* [EXERCISE REQUIREMENTS] The records below must be output exactly, without pictures.

* [DATA TO PROCESS]
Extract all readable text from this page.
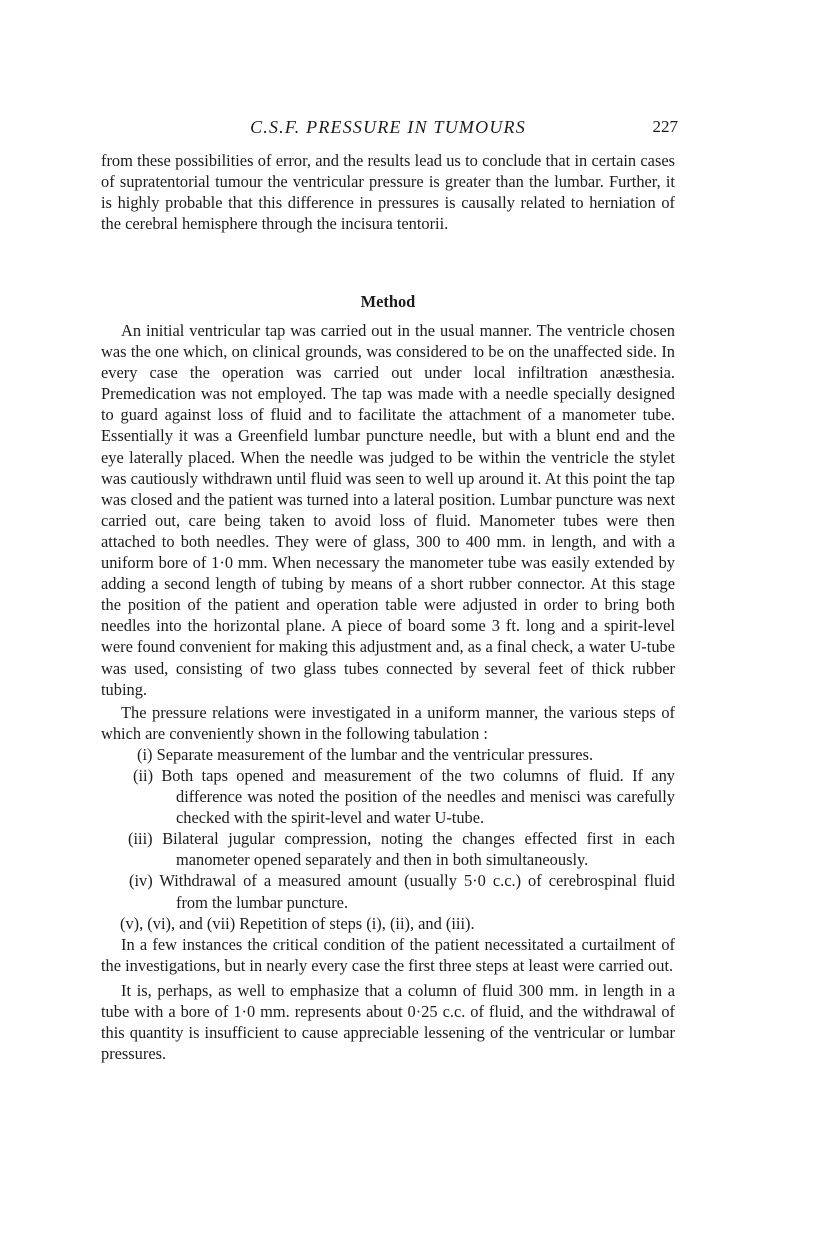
C.S.F. PRESSURE IN TUMOURS	227

from these possibilities of error, and the results lead us to conclude that in certain cases of supratentorial tumour the ventricular pressure is greater than the lumbar. Further, it is highly probable that this difference in pressures is causally related to herniation of the cerebral hemisphere through the incisura tentorii.

Method

An initial ventricular tap was carried out in the usual manner. The ventricle chosen was the one which, on clinical grounds, was considered to be on the unaffected side. In every case the operation was carried out under local infiltration anæsthesia. Premedication was not employed. The tap was made with a needle specially designed to guard against loss of fluid and to facilitate the attachment of a manometer tube. Essentially it was a Greenfield lumbar puncture needle, but with a blunt end and the eye laterally placed. When the needle was judged to be within the ventricle the stylet was cautiously withdrawn until fluid was seen to well up around it. At this point the tap was closed and the patient was turned into a lateral position. Lumbar puncture was next carried out, care being taken to avoid loss of fluid. Manometer tubes were then attached to both needles. They were of glass, 300 to 400 mm. in length, and with a uniform bore of 1·0 mm. When necessary the manometer tube was easily extended by adding a second length of tubing by means of a short rubber connector. At this stage the position of the patient and operation table were adjusted in order to bring both needles into the horizontal plane. A piece of board some 3 ft. long and a spirit-level were found convenient for making this adjustment and, as a final check, a water U-tube was used, consisting of two glass tubes connected by several feet of thick rubber tubing.

The pressure relations were investigated in a uniform manner, the various steps of which are conveniently shown in the following tabulation :

(i) Separate measurement of the lumbar and the ventricular pressures.
(ii) Both taps opened and measurement of the two columns of fluid. If any difference was noted the position of the needles and menisci was carefully checked with the spirit-level and water U-tube.
(iii) Bilateral jugular compression, noting the changes effected first in each manometer opened separately and then in both simultaneously.
(iv) Withdrawal of a measured amount (usually 5·0 c.c.) of cerebrospinal fluid from the lumbar puncture.
(v), (vi), and (vii) Repetition of steps (i), (ii), and (iii).

In a few instances the critical condition of the patient necessitated a curtailment of the investigations, but in nearly every case the first three steps at least were carried out.

It is, perhaps, as well to emphasize that a column of fluid 300 mm. in length in a tube with a bore of 1·0 mm. represents about 0·25 c.c. of fluid, and the withdrawal of this quantity is insufficient to cause appreciable lessening of the ventricular or lumbar pressures.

* [CORRECT RESULT]
Extract all readable text from this page.
C.S.F. PRESSURE IN TUMOURS	227

from these possibilities of error, and the results lead us to conclude that in certain cases of supratentorial tumour the ventricular pressure is greater than the lumbar. Further, it is highly probable that this difference in pressures is causally related to herniation of the cerebral hemisphere through the incisura tentorii.

Method

An initial ventricular tap was carried out in the usual manner. The ventricle chosen was the one which, on clinical grounds, was considered to be on the unaffected side. In every case the operation was carried out under local infiltration anæsthesia. Premedication was not employed. The tap was made with a needle specially designed to guard against loss of fluid and to facilitate the attachment of a manometer tube. Essentially it was a Greenfield lumbar puncture needle, but with a blunt end and the eye laterally placed. When the needle was judged to be within the ventricle the stylet was cautiously withdrawn until fluid was seen to well up around it. At this point the tap was closed and the patient was turned into a lateral position. Lumbar puncture was next carried out, care being taken to avoid loss of fluid. Manometer tubes were then attached to both needles. They were of glass, 300 to 400 mm. in length, and with a uniform bore of 1·0 mm. When necessary the manometer tube was easily extended by adding a second length of tubing by means of a short rubber connector. At this stage the position of the patient and operation table were adjusted in order to bring both needles into the horizontal plane. A piece of board some 3 ft. long and a spirit-level were found convenient for making this adjustment and, as a final check, a water U-tube was used, consisting of two glass tubes connected by several feet of thick rubber tubing.

The pressure relations were investigated in a uniform manner, the various steps of which are conveniently shown in the following tabulation :

(i) Separate measurement of the lumbar and the ventricular pressures.
(ii) Both taps opened and measurement of the two columns of fluid. If any difference was noted the position of the needles and menisci was carefully checked with the spirit-level and water U-tube.
(iii) Bilateral jugular compression, noting the changes effected first in each manometer opened separately and then in both simultaneously.
(iv) Withdrawal of a measured amount (usually 5·0 c.c.) of cerebrospinal fluid from the lumbar puncture.
(v), (vi), and (vii) Repetition of steps (i), (ii), and (iii).

In a few instances the critical condition of the patient necessitated a curtailment of the investigations, but in nearly every case the first three steps at least were carried out.

It is, perhaps, as well to emphasize that a column of fluid 300 mm. in length in a tube with a bore of 1·0 mm. represents about 0·25 c.c. of fluid, and the withdrawal of this quantity is insufficient to cause appreciable lessening of the ventricular or lumbar pressures.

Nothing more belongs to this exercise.